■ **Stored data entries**

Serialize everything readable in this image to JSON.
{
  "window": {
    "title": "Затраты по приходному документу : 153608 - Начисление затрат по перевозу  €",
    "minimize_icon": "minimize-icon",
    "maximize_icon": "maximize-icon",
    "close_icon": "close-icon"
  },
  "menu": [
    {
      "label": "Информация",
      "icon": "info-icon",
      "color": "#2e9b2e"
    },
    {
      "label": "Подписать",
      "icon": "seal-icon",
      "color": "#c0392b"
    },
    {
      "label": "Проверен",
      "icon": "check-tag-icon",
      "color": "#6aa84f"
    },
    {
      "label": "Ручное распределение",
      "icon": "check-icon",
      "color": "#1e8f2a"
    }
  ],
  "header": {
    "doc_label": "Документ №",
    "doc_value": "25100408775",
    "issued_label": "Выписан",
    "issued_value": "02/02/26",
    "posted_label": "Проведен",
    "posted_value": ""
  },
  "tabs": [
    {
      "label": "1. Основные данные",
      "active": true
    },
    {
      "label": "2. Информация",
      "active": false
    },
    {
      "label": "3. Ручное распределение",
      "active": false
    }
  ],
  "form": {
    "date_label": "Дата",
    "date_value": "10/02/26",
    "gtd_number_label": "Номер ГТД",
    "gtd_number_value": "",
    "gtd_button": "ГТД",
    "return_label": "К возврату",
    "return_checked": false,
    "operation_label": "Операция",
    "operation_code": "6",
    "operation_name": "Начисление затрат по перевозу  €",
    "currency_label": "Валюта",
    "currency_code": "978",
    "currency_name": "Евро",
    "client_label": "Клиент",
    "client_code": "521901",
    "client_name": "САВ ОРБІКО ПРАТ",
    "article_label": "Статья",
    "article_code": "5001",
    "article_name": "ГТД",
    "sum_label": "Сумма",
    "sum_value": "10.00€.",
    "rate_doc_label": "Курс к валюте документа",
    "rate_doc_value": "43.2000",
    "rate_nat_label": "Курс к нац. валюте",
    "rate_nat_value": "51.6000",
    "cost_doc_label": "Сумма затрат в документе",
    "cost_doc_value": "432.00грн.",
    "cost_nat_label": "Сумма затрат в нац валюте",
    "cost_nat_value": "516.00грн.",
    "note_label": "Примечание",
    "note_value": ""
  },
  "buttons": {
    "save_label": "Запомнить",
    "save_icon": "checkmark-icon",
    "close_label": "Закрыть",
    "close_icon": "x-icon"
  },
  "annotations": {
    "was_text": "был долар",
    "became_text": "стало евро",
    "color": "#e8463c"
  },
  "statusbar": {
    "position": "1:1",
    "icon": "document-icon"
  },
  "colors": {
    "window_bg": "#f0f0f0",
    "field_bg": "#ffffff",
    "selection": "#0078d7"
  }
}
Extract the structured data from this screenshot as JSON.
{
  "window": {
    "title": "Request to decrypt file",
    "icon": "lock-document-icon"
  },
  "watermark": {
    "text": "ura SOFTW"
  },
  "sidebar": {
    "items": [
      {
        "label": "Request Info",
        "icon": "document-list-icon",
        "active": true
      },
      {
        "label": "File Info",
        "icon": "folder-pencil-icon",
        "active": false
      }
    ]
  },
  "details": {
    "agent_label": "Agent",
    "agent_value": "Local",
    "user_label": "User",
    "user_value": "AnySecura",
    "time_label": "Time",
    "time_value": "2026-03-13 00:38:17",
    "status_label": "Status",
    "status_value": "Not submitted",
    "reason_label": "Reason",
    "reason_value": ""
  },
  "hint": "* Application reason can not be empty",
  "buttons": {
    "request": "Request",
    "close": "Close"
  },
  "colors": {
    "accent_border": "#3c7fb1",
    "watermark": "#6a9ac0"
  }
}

■ **Aim**
For each line in the data above that contains the string "title", extract the line.

■ **Full output**
    "title": "Затраты по приходному документу : 153608 - Начисление затрат по перевозу  €",
    "title": "Request to decrypt file",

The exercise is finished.